Set out each line from the following listing that includes the word "text".

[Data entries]
________________

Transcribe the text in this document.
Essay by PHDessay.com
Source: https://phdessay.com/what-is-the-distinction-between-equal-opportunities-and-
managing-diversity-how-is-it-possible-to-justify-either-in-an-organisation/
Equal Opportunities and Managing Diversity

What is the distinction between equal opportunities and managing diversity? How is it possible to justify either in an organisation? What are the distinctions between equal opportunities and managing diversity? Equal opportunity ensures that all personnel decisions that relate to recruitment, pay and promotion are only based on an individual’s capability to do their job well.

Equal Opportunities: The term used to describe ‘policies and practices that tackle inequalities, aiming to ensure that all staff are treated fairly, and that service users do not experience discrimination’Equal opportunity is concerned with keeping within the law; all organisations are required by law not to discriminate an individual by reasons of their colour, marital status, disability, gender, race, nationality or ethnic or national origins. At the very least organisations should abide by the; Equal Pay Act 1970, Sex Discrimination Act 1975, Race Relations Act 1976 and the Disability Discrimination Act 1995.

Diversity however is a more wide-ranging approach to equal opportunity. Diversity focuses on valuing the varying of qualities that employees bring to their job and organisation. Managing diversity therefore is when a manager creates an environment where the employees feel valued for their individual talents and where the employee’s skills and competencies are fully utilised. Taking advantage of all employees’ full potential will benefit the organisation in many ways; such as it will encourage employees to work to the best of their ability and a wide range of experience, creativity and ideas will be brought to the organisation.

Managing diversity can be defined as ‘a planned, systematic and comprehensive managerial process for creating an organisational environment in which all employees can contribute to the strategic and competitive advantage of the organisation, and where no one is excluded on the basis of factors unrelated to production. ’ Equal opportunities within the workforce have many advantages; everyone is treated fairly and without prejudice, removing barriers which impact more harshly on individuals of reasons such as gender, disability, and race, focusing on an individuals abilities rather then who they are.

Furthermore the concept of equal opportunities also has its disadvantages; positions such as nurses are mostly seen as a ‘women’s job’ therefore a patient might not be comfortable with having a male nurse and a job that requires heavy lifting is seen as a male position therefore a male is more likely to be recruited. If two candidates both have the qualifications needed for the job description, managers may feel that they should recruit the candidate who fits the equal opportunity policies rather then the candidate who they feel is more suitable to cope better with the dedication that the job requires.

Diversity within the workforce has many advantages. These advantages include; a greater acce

________________

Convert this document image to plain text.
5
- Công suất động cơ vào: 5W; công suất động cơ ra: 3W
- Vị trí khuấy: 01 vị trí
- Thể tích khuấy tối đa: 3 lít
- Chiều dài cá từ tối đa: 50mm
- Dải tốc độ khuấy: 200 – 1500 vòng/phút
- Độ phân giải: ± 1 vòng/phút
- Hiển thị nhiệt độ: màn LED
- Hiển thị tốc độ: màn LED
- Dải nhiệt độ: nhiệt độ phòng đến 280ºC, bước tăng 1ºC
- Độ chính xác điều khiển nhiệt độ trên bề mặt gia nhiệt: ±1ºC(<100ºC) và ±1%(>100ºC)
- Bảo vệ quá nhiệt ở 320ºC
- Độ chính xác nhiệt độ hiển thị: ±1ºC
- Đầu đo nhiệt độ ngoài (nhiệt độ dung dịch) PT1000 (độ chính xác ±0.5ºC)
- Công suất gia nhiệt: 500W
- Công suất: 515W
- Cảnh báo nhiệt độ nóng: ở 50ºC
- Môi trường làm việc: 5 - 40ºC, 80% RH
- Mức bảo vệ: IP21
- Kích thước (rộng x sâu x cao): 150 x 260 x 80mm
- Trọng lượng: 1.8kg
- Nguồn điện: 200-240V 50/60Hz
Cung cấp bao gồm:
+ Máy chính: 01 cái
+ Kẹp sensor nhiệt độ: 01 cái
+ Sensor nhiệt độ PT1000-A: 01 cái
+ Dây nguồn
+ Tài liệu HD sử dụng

________________

# THE RESULT:
Transcribe the text in this document.
Convert this document image to plain text.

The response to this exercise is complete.